**TASK BRIEF**
Locate all lines with the word "deals" and copy them out.

**PROVIDED RECORDS**
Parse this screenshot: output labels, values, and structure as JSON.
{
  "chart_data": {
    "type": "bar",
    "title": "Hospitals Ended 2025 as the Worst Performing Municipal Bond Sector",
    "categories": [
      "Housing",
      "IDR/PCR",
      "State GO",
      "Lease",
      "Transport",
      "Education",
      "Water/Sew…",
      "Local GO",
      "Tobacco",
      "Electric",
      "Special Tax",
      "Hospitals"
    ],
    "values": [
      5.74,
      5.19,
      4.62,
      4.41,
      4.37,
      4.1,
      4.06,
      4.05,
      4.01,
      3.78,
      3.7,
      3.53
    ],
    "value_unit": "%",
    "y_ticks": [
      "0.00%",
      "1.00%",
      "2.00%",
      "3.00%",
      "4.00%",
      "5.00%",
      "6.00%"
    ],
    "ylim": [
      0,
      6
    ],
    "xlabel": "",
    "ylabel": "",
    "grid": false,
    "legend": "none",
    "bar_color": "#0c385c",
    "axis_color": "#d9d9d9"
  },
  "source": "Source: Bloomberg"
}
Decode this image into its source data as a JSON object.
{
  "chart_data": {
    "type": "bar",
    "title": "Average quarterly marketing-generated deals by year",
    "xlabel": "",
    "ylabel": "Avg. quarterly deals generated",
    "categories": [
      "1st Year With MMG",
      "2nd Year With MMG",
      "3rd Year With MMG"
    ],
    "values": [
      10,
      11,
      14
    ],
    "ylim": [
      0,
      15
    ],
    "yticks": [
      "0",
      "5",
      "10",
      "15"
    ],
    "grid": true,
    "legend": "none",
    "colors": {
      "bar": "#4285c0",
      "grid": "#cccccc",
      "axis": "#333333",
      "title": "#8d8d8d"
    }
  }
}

**EXPECTED ANSWER**
    "title": "Average quarterly marketing-generated deals by year",
    "ylabel": "Avg. quarterly deals generated",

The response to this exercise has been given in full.